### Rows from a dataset

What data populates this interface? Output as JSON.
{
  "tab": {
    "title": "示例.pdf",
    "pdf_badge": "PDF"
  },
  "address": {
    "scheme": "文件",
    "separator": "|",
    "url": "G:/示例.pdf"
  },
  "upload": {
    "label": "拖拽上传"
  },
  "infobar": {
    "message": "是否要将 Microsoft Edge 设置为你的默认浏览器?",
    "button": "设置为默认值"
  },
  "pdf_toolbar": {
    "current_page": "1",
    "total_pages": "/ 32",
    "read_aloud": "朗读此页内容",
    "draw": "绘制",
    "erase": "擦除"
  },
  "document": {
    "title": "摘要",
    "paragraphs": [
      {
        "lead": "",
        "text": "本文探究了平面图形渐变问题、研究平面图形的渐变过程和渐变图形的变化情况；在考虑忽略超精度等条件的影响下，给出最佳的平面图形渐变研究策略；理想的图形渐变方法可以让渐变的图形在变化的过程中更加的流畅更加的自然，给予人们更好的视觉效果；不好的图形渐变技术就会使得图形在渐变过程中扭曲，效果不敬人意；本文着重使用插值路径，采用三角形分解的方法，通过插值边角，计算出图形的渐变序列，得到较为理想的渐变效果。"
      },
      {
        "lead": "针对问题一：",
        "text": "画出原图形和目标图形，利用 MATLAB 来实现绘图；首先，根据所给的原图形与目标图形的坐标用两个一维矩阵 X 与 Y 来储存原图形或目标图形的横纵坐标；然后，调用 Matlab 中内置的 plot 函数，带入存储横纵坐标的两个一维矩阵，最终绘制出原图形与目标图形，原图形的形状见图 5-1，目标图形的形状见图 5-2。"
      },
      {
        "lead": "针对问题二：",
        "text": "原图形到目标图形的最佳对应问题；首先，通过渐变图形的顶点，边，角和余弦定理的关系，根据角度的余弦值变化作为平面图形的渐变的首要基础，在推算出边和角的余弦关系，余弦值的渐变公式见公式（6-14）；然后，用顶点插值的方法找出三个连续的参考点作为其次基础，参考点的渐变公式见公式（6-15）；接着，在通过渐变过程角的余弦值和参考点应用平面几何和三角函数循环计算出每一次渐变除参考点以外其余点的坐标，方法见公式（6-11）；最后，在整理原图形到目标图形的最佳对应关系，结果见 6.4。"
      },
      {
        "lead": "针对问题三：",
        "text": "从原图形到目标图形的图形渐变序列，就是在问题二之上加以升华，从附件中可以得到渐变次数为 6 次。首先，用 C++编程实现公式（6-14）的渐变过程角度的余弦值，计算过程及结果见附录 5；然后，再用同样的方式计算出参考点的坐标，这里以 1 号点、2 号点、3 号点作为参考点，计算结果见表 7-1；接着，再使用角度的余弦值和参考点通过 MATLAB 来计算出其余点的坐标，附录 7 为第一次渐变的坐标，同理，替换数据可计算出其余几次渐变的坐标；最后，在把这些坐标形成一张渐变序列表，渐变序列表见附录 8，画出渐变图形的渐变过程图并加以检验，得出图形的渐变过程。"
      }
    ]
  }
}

### Given instruction
Reproduce all data above, unchanged.

### Output
What data populates this interface? Output as JSON.
{
  "tab": {
    "title": "示例.pdf",
    "pdf_badge": "PDF"
  },
  "address": {
    "scheme": "文件",
    "separator": "|",
    "url": "G:/示例.pdf"
  },
  "upload": {
    "label": "拖拽上传"
  },
  "infobar": {
    "message": "是否要将 Microsoft Edge 设置为你的默认浏览器?",
    "button": "设置为默认值"
  },
  "pdf_toolbar": {
    "current_page": "1",
    "total_pages": "/ 32",
    "read_aloud": "朗读此页内容",
    "draw": "绘制",
    "erase": "擦除"
  },
  "document": {
    "title": "摘要",
    "paragraphs": [
      {
        "lead": "",
        "text": "本文探究了平面图形渐变问题、研究平面图形的渐变过程和渐变图形的变化情况；在考虑忽略超精度等条件的影响下，给出最佳的平面图形渐变研究策略；理想的图形渐变方法可以让渐变的图形在变化的过程中更加的流畅更加的自然，给予人们更好的视觉效果；不好的图形渐变技术就会使得图形在渐变过程中扭曲，效果不敬人意；本文着重使用插值路径，采用三角形分解的方法，通过插值边角，计算出图形的渐变序列，得到较为理想的渐变效果。"
      },
      {
        "lead": "针对问题一：",
        "text": "画出原图形和目标图形，利用 MATLAB 来实现绘图；首先，根据所给的原图形与目标图形的坐标用两个一维矩阵 X 与 Y 来储存原图形或目标图形的横纵坐标；然后，调用 Matlab 中内置的 plot 函数，带入存储横纵坐标的两个一维矩阵，最终绘制出原图形与目标图形，原图形的形状见图 5-1，目标图形的形状见图 5-2。"
      },
      {
        "lead": "针对问题二：",
        "text": "原图形到目标图形的最佳对应问题；首先，通过渐变图形的顶点，边，角和余弦定理的关系，根据角度的余弦值变化作为平面图形的渐变的首要基础，在推算出边和角的余弦关系，余弦值的渐变公式见公式（6-14）；然后，用顶点插值的方法找出三个连续的参考点作为其次基础，参考点的渐变公式见公式（6-15）；接着，在通过渐变过程角的余弦值和参考点应用平面几何和三角函数循环计算出每一次渐变除参考点以外其余点的坐标，方法见公式（6-11）；最后，在整理原图形到目标图形的最佳对应关系，结果见 6.4。"
      },
      {
        "lead": "针对问题三：",
        "text": "从原图形到目标图形的图形渐变序列，就是在问题二之上加以升华，从附件中可以得到渐变次数为 6 次。首先，用 C++编程实现公式（6-14）的渐变过程角度的余弦值，计算过程及结果见附录 5；然后，再用同样的方式计算出参考点的坐标，这里以 1 号点、2 号点、3 号点作为参考点，计算结果见表 7-1；接着，再使用角度的余弦值和参考点通过 MATLAB 来计算出其余点的坐标，附录 7 为第一次渐变的坐标，同理，替换数据可计算出其余几次渐变的坐标；最后，在把这些坐标形成一张渐变序列表，渐变序列表见附录 8，画出渐变图形的渐变过程图并加以检验，得出图形的渐变过程。"
      }
    ]
  }
}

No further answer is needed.